[Dataset records]
# # #

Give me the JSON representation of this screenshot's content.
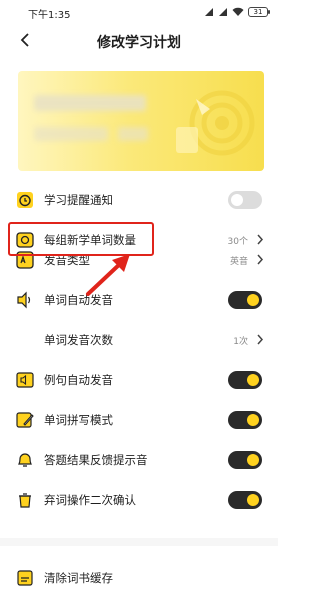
{
  "status_bar": {
    "time": "下午1:35",
    "battery": "31"
  },
  "nav": {
    "title": "修改学习计划"
  },
  "colors": {
    "accent": "#ffd21f",
    "toggle_track_on": "#2a2a2a",
    "highlight": "#e0241b",
    "muted_text": "#8a8a8a"
  },
  "settings": [
    {
      "label": "学习提醒通知",
      "control": "toggle",
      "on": false,
      "icon": "alarm-clock-icon"
    },
    {
      "label": "每组新学单词数量",
      "control": "value",
      "value": "30个",
      "icon": "camera-word-icon"
    },
    {
      "label": "发音类型",
      "control": "value",
      "value": "英音",
      "icon": "pronunciation-icon"
    },
    {
      "label": "单词自动发音",
      "control": "toggle",
      "on": true,
      "icon": "speaker-icon"
    },
    {
      "label": "单词发音次数",
      "control": "value",
      "value": "1次",
      "icon": ""
    },
    {
      "label": "例句自动发音",
      "control": "toggle",
      "on": true,
      "icon": "speaker-book-icon"
    },
    {
      "label": "单词拼写模式",
      "control": "toggle",
      "on": true,
      "icon": "pencil-icon"
    },
    {
      "label": "答题结果反馈提示音",
      "control": "toggle",
      "on": true,
      "icon": "bell-icon"
    },
    {
      "label": "弃词操作二次确认",
      "control": "toggle",
      "on": true,
      "icon": "trash-icon"
    },
    {
      "label": "清除词书缓存",
      "control": "none",
      "icon": "broom-icon"
    }
  ]
}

# # #

Which lines hold the word "icon"? Show each one.

### Solution below
      "icon": "alarm-clock-icon"
      "icon": "camera-word-icon"
      "icon": "pronunciation-icon"
      "icon": "speaker-icon"
      "icon": ""
      "icon": "speaker-book-icon"
      "icon": "pencil-icon"
      "icon": "bell-icon"
      "icon": "trash-icon"
      "icon": "broom-icon"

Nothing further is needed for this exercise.